**Figure content listings**
## Begin
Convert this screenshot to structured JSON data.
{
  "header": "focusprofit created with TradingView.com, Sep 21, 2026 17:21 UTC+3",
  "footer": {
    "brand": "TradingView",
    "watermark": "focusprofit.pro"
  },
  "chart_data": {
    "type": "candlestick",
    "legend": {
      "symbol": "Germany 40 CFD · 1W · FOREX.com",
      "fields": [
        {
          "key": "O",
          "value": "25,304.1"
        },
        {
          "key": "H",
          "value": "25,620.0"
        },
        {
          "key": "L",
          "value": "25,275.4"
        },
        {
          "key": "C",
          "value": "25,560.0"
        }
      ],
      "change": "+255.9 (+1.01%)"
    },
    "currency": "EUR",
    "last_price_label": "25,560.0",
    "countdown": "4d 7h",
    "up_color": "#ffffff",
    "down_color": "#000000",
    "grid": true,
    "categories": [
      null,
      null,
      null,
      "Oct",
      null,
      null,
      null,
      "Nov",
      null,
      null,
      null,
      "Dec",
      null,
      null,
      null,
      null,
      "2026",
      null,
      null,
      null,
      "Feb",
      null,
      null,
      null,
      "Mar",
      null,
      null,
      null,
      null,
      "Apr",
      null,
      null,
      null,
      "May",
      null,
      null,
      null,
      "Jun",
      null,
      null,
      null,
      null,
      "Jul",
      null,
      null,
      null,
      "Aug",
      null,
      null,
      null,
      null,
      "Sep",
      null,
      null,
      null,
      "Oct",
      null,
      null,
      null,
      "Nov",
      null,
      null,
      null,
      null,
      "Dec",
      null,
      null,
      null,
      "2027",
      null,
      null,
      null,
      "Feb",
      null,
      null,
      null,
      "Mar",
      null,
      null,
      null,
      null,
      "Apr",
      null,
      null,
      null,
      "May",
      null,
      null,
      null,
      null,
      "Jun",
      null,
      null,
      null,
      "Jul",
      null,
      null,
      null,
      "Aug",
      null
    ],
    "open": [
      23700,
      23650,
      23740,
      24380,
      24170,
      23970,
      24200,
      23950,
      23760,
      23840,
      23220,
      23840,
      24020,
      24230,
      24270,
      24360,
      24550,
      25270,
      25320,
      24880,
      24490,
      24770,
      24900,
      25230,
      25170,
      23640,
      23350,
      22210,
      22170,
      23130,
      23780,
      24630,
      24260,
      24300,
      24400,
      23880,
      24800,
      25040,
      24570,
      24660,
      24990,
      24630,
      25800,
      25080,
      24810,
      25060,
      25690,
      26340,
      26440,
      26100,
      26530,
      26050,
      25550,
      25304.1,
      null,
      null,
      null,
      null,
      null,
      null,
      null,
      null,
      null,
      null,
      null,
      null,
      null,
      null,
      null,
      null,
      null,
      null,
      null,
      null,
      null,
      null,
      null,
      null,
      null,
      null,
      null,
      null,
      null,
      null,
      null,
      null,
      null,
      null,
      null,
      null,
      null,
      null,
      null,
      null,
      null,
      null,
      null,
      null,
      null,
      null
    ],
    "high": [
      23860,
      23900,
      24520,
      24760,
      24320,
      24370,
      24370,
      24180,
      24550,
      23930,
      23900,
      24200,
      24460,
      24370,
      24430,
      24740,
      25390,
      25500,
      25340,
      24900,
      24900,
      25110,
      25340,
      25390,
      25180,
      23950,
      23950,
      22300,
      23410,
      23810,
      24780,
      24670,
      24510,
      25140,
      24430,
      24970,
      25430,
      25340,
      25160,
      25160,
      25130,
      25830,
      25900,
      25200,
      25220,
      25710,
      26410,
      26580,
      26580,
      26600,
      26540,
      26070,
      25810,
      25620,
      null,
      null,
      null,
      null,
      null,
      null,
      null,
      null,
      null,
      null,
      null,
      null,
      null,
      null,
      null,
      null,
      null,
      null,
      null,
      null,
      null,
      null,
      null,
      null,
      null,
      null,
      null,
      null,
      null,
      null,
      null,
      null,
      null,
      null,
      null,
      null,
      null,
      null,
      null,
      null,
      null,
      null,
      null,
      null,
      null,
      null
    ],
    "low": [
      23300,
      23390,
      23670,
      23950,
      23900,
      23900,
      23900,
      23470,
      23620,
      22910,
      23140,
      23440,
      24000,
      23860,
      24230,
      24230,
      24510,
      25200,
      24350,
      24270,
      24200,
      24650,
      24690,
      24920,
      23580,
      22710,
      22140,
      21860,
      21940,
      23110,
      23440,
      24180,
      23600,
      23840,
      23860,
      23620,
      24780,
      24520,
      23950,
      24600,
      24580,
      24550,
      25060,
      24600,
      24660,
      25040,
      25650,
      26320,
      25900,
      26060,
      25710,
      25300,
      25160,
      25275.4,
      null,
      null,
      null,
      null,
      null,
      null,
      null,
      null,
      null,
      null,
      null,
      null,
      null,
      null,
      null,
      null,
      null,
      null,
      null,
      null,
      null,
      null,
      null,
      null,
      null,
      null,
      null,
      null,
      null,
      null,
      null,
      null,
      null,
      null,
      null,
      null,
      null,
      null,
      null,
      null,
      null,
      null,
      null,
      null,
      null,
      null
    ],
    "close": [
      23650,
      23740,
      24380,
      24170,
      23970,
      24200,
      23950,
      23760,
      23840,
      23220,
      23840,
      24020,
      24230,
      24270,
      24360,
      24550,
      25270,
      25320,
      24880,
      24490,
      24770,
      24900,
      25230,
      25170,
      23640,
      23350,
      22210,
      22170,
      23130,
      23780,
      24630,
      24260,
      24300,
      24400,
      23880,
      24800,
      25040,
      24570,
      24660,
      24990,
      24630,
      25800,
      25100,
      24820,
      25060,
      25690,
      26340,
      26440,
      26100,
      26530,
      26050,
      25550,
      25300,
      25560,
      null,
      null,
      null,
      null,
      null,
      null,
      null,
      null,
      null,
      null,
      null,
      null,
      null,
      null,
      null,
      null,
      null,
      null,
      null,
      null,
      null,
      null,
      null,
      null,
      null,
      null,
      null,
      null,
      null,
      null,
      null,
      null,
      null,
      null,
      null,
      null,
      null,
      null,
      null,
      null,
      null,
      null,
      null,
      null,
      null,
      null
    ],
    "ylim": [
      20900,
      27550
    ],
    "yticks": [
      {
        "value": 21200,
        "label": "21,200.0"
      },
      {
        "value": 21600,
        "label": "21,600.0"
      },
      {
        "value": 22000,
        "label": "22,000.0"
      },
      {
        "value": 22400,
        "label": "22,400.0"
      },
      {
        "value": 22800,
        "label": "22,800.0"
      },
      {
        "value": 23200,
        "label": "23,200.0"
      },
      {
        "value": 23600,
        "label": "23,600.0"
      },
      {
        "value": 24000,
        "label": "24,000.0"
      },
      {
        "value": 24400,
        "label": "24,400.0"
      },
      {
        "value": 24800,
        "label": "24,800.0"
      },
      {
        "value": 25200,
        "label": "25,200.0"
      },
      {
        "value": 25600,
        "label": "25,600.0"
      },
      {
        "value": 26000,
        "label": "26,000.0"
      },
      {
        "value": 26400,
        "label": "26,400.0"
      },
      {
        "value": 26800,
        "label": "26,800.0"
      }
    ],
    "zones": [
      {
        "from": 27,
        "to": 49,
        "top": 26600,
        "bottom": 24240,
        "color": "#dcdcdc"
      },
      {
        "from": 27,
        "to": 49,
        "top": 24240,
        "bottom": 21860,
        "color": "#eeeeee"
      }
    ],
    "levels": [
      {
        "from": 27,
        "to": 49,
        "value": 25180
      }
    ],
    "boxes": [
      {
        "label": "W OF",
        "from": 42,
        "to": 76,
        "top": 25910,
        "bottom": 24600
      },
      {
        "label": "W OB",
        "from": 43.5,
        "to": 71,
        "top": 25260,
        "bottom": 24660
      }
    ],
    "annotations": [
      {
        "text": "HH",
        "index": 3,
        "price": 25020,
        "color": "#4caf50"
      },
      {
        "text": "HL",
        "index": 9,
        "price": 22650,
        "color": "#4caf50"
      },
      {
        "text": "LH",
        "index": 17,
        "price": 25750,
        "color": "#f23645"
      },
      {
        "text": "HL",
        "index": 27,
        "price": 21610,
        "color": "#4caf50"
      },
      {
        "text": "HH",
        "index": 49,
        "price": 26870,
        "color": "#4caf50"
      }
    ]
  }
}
## End
**Task statement**
Take every line from the data above that holds "bottom" and copy it out.

**Answer for this exercise**
        "bottom": 24240,
        "bottom": 21860,
        "bottom": 24600
        "bottom": 24660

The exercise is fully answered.